- Activity:
All that is wanted is how many lines in the records below include the string "cargoes".

- Entries supplied:

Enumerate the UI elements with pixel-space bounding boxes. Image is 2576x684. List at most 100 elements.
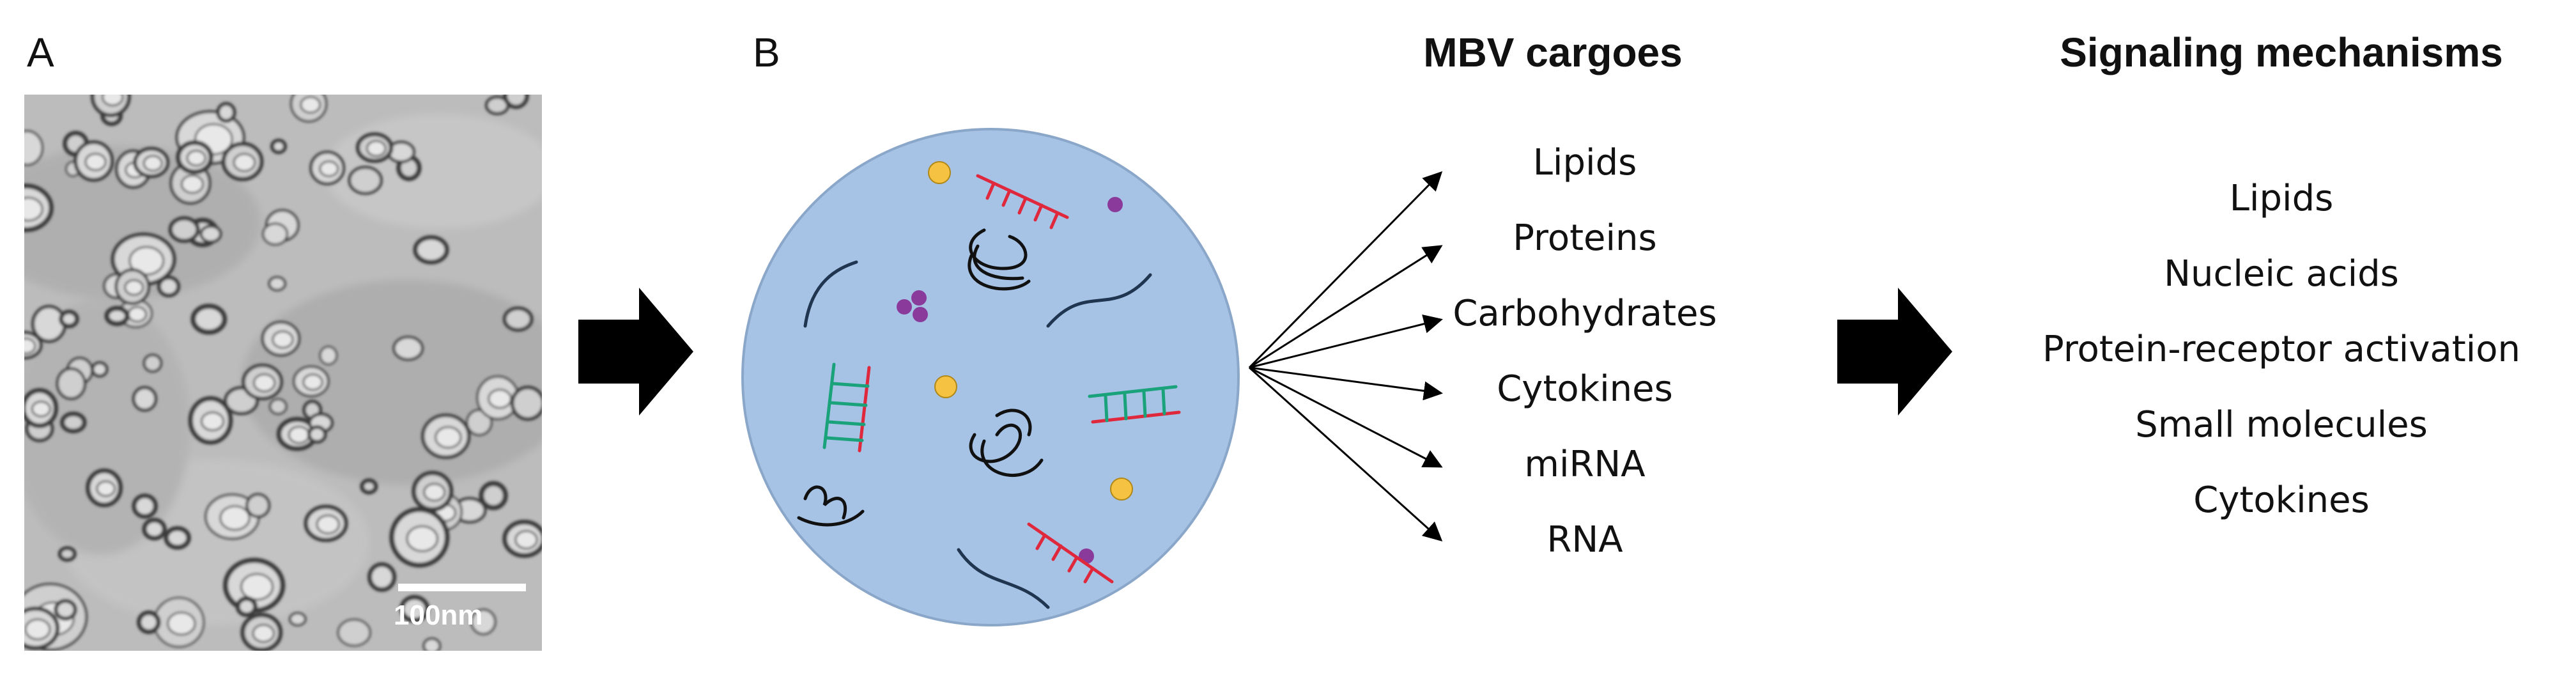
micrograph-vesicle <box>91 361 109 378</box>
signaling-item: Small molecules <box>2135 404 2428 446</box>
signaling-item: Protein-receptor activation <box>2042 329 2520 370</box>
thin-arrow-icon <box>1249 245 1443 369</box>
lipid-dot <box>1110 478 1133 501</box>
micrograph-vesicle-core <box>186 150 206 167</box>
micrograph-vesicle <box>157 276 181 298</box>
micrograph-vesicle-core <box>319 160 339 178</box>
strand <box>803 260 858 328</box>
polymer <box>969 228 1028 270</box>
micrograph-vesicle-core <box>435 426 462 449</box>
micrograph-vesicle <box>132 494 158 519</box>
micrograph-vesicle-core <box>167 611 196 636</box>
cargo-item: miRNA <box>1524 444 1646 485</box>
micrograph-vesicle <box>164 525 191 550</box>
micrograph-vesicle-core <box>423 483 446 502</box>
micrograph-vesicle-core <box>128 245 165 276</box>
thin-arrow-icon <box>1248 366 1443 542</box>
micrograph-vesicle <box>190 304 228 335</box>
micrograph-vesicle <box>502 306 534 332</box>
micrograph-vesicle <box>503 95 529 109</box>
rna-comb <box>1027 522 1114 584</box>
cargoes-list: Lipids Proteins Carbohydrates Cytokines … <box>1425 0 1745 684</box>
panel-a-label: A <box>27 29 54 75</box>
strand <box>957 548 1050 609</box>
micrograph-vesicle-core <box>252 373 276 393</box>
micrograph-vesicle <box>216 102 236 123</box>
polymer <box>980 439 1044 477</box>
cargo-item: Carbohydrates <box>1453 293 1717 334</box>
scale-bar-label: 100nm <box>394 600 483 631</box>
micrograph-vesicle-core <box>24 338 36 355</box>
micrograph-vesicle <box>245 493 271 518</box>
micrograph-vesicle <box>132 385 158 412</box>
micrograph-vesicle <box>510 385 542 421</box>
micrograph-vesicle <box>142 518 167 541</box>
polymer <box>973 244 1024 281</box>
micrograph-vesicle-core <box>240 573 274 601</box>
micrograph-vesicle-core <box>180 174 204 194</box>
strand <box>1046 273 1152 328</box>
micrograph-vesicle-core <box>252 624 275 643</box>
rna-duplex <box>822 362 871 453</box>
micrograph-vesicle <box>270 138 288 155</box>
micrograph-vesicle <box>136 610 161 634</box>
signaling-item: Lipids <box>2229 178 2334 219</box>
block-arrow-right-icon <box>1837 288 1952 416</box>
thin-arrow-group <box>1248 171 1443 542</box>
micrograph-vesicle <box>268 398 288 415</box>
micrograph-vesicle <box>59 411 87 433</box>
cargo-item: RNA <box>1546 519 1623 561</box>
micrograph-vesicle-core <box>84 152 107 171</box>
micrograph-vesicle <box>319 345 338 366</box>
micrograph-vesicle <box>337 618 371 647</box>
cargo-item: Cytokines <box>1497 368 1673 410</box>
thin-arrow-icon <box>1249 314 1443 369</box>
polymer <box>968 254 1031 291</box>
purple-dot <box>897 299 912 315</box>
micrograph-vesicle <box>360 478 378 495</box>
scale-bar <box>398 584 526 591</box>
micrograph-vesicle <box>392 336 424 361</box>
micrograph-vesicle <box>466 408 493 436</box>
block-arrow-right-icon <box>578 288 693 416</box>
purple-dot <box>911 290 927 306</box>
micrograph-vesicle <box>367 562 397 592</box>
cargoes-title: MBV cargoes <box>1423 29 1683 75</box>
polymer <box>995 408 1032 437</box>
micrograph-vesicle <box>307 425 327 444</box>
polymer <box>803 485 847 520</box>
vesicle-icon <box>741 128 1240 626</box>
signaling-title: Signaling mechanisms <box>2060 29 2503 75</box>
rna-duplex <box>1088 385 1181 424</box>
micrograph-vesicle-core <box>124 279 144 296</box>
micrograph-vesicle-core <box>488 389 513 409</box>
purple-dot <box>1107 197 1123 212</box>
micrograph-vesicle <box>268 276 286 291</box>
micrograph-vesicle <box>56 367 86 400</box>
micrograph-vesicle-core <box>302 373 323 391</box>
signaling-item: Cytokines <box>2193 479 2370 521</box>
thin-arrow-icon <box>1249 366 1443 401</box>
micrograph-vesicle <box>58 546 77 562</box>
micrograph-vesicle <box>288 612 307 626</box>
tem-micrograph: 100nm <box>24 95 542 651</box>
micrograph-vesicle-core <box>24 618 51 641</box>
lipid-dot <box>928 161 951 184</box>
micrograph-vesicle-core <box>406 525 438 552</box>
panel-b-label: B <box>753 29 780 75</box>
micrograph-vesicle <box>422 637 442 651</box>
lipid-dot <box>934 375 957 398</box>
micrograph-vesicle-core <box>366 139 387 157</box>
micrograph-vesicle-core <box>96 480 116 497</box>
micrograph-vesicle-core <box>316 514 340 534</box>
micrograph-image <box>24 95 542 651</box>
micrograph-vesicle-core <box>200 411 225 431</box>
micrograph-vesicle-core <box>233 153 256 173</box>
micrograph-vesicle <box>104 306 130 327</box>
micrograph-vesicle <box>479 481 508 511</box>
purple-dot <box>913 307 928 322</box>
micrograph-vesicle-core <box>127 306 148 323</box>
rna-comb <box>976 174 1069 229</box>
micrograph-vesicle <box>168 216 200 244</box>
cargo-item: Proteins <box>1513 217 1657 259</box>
...
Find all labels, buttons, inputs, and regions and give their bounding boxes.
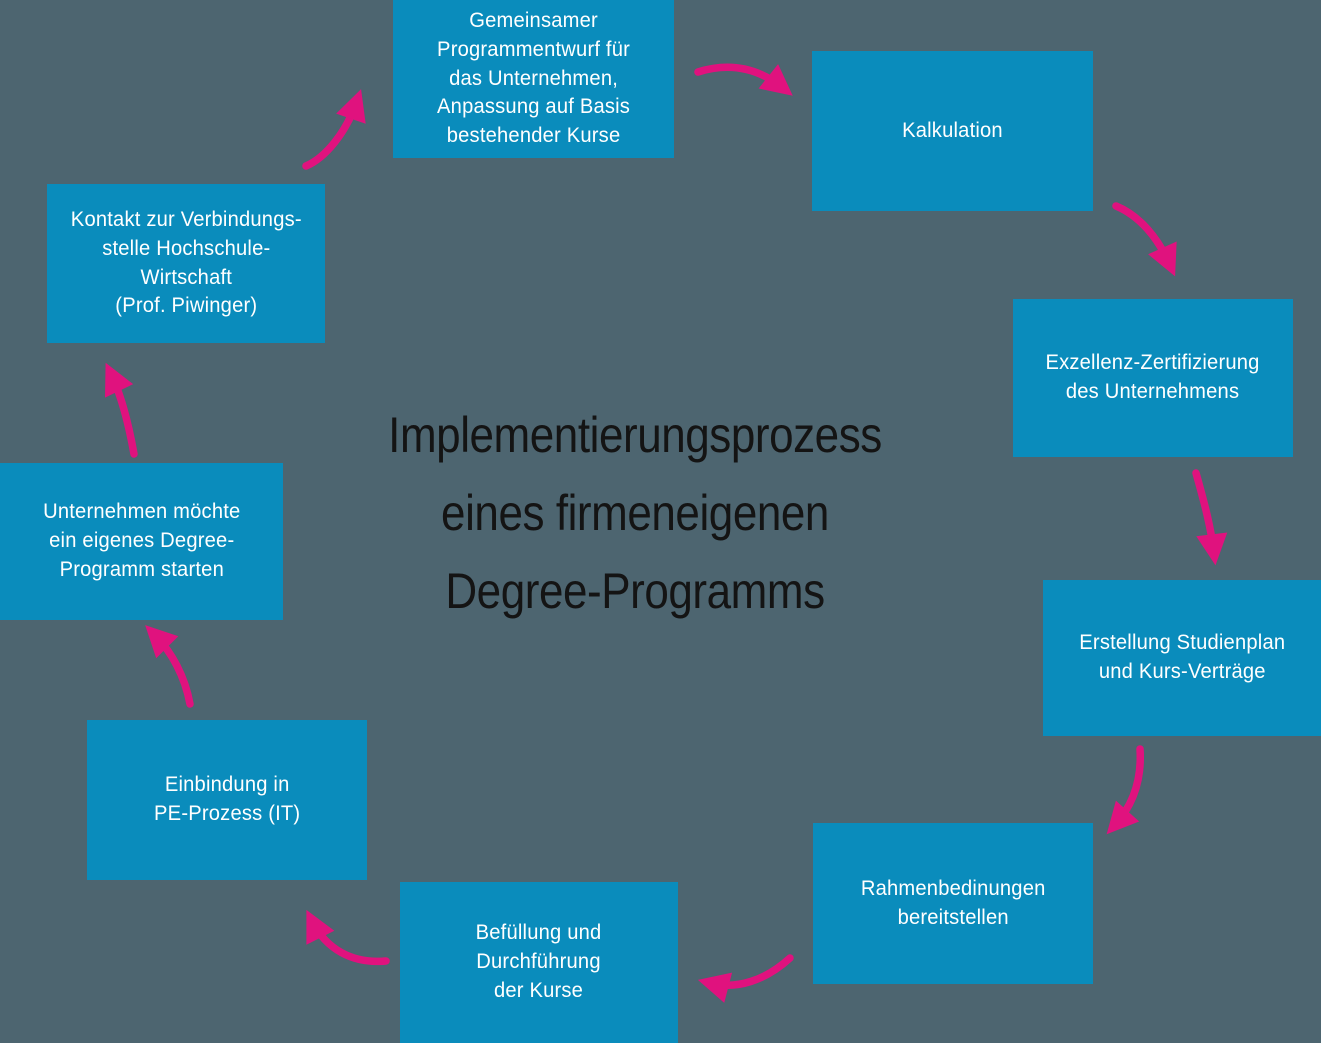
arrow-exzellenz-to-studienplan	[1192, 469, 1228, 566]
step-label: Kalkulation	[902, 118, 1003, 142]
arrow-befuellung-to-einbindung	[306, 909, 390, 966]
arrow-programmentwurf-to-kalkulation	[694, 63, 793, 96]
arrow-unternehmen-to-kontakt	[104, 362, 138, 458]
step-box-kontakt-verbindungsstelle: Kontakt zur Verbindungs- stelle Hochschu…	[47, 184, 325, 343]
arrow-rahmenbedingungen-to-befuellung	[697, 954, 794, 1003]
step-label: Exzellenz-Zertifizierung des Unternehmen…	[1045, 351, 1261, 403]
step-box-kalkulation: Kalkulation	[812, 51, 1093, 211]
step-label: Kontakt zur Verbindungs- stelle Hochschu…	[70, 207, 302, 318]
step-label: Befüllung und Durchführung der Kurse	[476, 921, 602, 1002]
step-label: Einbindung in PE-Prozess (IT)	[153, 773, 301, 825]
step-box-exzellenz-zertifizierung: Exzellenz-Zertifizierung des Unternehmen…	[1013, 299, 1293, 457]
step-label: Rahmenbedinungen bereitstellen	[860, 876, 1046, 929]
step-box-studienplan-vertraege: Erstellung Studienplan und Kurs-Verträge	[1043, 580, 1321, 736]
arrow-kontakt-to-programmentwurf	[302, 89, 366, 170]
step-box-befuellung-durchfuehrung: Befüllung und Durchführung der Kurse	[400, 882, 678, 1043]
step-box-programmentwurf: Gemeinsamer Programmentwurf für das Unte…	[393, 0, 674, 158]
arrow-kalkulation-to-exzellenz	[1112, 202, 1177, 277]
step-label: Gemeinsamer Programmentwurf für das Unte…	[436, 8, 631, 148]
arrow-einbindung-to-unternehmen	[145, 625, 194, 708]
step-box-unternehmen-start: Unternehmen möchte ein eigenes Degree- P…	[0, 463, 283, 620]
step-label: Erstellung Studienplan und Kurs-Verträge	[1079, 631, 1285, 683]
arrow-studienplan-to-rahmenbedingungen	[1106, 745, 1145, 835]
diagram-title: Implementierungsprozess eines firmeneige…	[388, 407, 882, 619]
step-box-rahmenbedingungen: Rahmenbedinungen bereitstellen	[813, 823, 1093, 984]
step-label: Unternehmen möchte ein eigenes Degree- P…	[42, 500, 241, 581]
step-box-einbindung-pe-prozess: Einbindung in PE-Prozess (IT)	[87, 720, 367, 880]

- Response:
2